- [DO THIS]: From the entries below, gather every line containing the string "ricettari".

## begin RECORDS SUPPLIED

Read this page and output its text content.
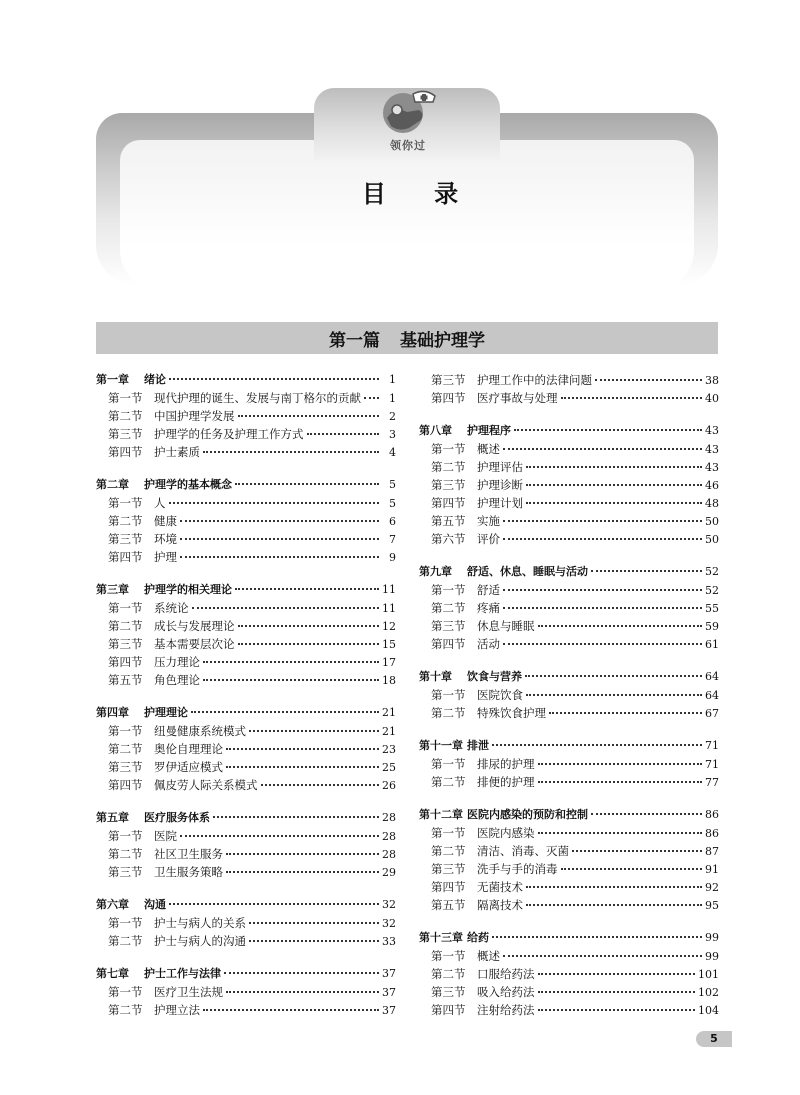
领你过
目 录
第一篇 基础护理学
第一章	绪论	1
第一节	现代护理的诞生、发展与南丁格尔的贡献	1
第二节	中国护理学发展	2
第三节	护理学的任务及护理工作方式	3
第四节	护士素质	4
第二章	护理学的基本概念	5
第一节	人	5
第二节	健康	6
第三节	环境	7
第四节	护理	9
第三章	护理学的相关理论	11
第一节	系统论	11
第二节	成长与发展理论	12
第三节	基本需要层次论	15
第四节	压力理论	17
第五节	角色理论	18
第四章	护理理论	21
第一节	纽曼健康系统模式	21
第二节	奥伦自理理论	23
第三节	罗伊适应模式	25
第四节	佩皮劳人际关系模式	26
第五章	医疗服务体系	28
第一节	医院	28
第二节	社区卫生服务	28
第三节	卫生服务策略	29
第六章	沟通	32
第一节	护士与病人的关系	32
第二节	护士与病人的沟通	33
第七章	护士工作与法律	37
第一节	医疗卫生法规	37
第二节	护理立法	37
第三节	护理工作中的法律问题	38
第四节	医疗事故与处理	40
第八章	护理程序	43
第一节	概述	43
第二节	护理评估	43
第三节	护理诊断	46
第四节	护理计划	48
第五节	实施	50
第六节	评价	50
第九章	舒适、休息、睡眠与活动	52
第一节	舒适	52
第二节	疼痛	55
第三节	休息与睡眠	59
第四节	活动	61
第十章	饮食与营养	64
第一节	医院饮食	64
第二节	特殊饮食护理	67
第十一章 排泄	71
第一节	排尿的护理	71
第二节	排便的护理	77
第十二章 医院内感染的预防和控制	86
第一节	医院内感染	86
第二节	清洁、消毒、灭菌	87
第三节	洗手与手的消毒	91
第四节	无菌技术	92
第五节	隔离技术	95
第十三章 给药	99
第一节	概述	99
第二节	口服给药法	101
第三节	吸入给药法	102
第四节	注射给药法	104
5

## end RECORDS SUPPLIED
## begin RECORDS SUPPLIED

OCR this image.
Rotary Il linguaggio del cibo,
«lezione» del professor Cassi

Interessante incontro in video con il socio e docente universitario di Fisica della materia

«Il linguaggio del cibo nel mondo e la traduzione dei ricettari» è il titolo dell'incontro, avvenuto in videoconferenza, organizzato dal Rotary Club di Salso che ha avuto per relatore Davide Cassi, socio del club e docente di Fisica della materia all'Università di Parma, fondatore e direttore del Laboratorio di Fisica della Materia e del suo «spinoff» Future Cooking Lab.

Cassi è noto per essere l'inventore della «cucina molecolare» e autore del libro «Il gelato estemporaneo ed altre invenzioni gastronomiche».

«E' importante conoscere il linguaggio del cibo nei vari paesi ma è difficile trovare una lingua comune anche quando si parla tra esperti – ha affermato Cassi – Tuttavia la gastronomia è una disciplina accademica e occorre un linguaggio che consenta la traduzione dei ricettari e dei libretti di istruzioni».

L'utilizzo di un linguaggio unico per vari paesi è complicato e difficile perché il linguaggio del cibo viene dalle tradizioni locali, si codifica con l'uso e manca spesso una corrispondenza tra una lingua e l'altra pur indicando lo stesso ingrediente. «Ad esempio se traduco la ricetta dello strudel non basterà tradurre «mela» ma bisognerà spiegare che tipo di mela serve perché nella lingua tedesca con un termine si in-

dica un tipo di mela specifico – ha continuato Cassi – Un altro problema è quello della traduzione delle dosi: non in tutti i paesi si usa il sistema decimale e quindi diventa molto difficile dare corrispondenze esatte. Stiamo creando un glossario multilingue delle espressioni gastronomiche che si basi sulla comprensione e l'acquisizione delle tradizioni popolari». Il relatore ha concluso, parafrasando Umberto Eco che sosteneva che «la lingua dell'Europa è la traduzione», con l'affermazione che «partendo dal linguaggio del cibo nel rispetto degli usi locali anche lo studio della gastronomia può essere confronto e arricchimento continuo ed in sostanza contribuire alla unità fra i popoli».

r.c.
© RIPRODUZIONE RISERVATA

## end RECORDS SUPPLIED

- [EXERCISE RESULT]:
«Il linguaggio del cibo nel mondo e la traduzione dei ricettari» è il titolo dell'incontro, avvenuto in videoconferenza, organizzato dal Rotary Club di Salso che ha avuto per relatore Davide Cassi, socio del club e docente di Fisica della materia all'Università di Parma, fondatore e direttore del Laboratorio di Fisica della Materia e del suo «spinoff» Future Cooking Lab.
«E' importante conoscere il linguaggio del cibo nei vari paesi ma è difficile trovare una lingua comune anche quando si parla tra esperti – ha affermato Cassi – Tuttavia la gastronomia è una disciplina accademica e occorre un linguaggio che consenta la traduzione dei ricettari e dei libretti di istruzioni».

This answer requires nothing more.